Collected data:
++++++++++++++++++++
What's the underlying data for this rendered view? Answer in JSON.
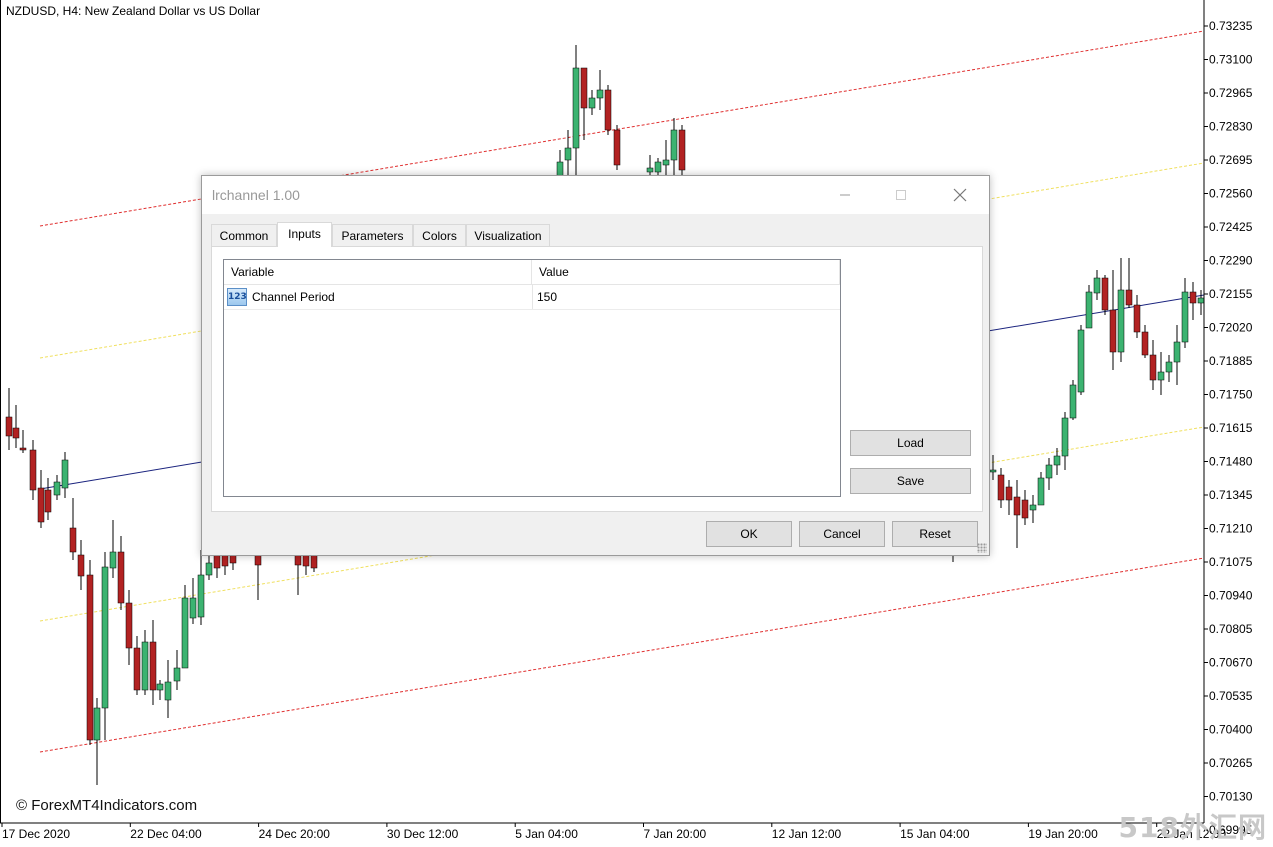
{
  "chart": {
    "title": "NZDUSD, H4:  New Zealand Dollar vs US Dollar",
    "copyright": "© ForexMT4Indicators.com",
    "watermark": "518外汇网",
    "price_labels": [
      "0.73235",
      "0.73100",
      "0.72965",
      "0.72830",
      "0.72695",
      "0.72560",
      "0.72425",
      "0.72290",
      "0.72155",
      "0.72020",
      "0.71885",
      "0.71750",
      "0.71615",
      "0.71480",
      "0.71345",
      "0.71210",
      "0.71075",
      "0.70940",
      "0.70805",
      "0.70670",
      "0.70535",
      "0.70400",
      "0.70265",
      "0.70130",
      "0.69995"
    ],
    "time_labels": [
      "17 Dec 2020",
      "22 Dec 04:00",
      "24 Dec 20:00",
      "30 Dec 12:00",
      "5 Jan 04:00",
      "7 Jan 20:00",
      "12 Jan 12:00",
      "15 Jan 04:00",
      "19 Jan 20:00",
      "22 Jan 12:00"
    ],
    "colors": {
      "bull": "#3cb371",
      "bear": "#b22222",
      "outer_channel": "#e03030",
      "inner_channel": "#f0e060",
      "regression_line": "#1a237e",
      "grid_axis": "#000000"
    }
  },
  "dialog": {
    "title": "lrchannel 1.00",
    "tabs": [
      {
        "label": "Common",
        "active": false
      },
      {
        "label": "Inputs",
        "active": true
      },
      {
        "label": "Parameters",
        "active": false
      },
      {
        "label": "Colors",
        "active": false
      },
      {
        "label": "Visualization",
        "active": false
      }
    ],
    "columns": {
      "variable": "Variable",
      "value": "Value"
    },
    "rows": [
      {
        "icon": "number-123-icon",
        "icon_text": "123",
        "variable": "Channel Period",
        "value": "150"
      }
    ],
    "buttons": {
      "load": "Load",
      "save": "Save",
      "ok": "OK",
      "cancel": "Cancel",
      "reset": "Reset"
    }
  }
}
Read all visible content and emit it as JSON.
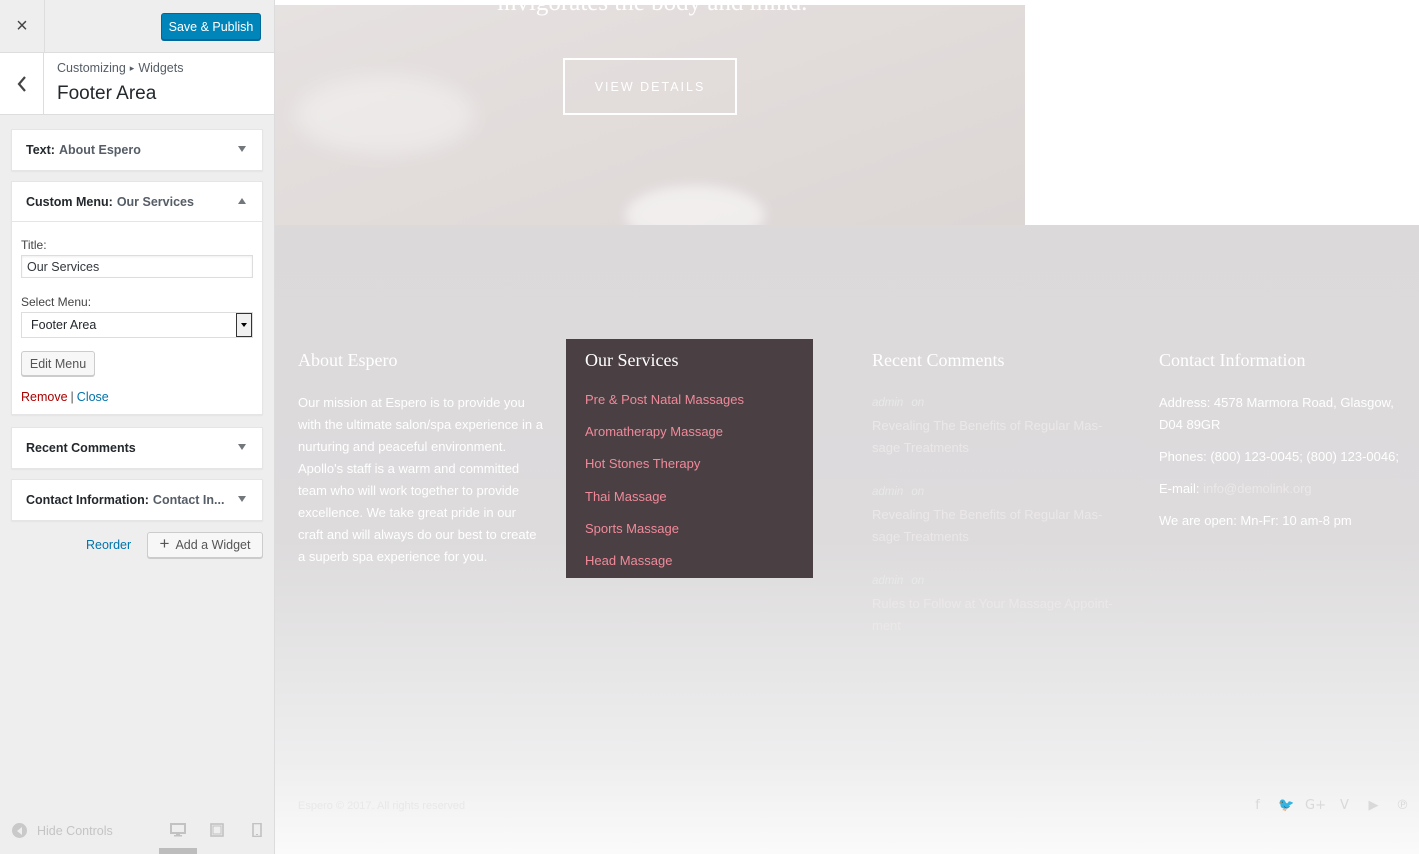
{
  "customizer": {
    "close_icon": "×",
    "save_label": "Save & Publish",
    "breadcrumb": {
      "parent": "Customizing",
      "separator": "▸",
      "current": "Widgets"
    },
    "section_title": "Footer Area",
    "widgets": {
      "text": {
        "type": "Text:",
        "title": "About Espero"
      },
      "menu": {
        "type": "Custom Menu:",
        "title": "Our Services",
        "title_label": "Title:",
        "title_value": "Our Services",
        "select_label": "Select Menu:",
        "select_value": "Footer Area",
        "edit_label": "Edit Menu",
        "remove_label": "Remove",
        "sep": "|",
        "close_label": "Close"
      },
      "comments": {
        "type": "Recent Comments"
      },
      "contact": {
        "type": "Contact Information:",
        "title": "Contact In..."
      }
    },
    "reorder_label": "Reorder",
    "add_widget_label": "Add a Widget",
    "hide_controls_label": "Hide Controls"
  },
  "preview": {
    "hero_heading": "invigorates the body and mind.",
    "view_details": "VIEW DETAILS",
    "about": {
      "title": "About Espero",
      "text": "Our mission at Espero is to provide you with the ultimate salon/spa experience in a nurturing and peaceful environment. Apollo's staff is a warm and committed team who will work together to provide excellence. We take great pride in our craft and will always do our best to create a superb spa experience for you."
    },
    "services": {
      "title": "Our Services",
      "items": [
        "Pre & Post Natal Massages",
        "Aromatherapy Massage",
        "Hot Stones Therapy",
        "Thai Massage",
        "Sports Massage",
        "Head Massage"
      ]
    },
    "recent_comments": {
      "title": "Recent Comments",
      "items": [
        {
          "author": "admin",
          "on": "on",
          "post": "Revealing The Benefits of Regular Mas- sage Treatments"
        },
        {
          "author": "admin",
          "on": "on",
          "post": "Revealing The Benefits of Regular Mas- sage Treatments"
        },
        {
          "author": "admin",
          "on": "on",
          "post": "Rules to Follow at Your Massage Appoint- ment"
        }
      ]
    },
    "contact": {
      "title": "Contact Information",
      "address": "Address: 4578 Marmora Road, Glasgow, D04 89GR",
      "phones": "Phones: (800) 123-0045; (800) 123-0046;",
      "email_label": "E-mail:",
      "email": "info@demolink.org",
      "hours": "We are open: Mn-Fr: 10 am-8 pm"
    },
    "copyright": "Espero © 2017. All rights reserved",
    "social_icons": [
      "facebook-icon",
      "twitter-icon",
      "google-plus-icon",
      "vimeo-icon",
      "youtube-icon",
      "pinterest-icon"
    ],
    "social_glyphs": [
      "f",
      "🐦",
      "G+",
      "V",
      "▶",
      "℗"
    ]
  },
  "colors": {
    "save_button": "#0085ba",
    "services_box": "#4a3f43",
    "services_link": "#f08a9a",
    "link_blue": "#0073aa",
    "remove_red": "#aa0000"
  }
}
++++++++++++++++++++
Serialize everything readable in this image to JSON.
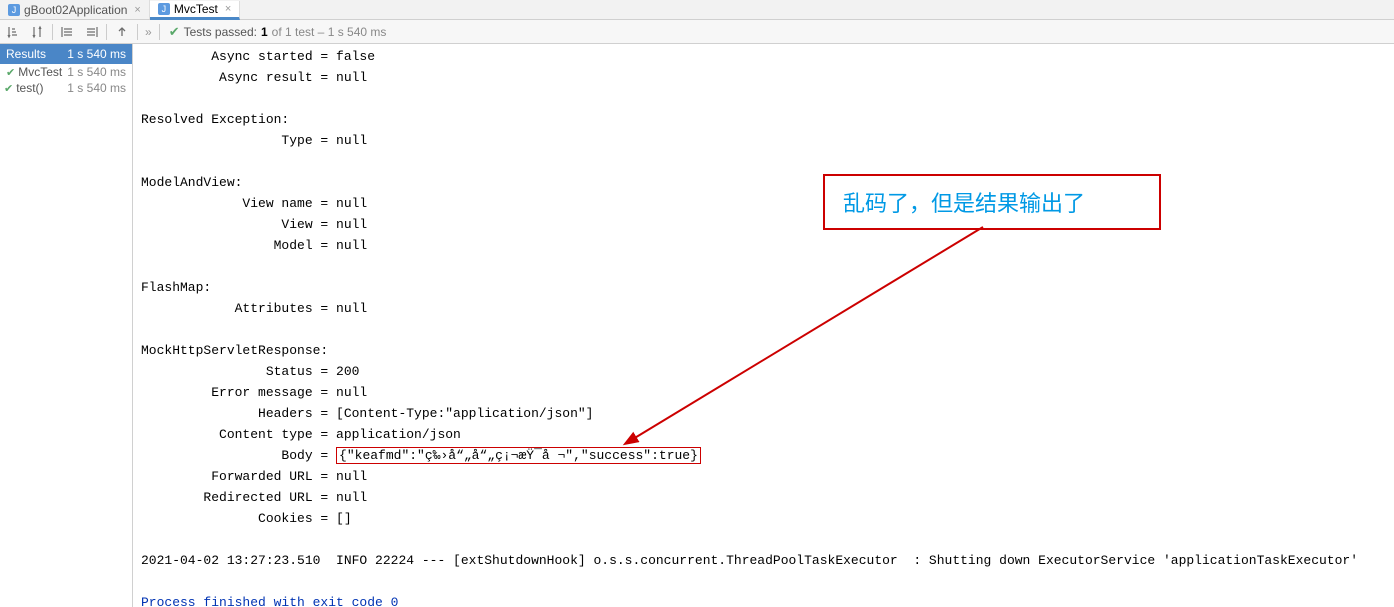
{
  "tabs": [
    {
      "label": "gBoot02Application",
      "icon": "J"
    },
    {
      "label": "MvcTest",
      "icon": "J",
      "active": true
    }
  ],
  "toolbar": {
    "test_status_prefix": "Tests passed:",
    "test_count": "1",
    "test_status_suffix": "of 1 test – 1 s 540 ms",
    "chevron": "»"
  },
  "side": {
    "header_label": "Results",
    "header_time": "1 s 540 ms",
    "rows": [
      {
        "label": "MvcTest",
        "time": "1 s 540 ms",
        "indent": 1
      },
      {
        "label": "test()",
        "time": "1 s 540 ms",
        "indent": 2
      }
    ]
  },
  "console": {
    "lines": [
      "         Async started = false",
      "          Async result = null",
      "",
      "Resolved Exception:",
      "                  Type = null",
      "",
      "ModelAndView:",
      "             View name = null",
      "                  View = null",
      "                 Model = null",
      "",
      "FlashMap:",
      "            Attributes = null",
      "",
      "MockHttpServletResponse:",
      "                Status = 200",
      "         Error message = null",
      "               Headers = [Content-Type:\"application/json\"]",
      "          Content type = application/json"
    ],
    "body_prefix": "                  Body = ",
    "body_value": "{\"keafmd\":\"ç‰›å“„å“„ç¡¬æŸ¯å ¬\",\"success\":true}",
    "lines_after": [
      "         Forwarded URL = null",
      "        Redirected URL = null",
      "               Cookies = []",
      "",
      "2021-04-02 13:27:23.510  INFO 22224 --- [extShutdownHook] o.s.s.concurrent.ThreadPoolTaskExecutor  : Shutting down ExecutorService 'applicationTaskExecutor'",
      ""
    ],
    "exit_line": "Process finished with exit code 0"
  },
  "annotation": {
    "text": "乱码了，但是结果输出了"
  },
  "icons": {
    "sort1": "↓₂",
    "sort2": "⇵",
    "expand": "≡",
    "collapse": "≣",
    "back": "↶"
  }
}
++++++++++++++++++++
> Required task
Review the preceding data and report every line that includes the string "this".

> Solution
What's the underlying data for this rendered view? Answer in JSON.
Serialize everything readable in this image to JSON.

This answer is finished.